STATED EXERCISE – Filter for the word "that" and keep each matching line.

[Start of RECORD EXCERPTS]

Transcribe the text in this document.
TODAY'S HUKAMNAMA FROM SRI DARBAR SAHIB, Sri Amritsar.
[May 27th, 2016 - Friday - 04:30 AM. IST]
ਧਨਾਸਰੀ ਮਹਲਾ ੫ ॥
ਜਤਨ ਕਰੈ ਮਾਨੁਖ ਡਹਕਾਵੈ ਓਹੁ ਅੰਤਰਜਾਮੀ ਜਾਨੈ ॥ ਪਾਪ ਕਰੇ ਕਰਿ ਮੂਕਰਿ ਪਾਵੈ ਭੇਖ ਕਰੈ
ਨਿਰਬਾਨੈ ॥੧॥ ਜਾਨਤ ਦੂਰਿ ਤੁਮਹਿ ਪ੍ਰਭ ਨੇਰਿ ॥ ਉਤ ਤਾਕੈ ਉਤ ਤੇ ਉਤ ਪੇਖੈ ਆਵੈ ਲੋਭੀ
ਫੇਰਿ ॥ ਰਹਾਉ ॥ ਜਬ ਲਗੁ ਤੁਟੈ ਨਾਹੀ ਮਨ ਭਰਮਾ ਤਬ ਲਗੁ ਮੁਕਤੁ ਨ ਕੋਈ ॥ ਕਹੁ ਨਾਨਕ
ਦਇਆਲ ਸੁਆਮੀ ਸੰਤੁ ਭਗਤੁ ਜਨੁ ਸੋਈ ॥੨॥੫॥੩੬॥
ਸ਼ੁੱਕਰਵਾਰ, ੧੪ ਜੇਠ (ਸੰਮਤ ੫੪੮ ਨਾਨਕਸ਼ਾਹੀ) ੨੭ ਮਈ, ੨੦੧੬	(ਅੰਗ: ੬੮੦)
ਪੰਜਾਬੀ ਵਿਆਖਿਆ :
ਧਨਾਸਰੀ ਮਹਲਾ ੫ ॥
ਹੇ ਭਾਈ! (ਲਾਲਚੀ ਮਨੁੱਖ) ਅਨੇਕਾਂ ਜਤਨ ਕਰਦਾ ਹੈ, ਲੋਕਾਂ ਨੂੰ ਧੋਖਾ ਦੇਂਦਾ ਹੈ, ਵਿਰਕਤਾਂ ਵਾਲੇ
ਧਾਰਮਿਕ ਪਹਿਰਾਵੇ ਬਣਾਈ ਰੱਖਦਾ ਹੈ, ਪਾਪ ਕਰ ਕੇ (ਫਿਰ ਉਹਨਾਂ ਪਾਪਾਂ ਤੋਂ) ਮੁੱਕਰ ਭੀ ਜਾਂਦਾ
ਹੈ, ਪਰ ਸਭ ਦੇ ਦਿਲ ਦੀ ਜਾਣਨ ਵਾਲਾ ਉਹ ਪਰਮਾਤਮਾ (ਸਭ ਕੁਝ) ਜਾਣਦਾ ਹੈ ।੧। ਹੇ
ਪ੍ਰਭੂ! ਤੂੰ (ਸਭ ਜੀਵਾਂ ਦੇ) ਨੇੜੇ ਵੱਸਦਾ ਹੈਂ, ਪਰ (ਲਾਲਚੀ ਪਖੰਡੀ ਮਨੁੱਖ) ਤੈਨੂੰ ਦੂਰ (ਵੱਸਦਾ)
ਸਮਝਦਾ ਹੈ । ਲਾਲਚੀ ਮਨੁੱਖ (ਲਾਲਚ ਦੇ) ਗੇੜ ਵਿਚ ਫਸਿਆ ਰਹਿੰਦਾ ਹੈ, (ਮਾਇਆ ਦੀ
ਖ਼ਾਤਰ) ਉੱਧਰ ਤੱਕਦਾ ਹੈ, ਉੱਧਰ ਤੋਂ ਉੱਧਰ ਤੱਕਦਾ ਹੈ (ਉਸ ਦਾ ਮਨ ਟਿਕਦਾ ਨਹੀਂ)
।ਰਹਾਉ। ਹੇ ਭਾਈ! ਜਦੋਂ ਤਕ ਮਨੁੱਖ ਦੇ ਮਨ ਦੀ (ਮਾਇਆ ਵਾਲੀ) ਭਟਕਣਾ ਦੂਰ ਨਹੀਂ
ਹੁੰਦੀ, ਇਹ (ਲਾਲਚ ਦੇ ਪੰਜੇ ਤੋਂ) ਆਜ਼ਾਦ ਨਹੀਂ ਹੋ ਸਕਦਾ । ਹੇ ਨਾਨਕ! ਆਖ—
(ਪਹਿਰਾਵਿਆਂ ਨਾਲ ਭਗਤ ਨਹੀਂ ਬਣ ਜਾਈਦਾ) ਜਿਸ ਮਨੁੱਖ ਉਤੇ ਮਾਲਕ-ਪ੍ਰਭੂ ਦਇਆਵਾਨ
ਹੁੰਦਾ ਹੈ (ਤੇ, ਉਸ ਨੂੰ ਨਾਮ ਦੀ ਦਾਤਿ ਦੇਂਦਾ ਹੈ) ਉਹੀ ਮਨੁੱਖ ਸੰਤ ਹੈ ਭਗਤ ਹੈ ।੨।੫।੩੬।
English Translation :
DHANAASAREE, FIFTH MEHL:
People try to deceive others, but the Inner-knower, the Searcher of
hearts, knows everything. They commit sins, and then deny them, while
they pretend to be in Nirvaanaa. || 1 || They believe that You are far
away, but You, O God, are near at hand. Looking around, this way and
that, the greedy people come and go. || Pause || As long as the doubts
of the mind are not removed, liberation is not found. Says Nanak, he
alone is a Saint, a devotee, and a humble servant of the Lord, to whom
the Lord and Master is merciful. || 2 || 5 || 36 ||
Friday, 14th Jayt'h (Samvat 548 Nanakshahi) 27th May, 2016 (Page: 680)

[End of RECORD EXCERPTS]

EXPECTED ANSWER –
they pretend to be in Nirvaanaa. || 1 || They believe that You are far
that, the greedy people come and go. || Pause || As long as the doubts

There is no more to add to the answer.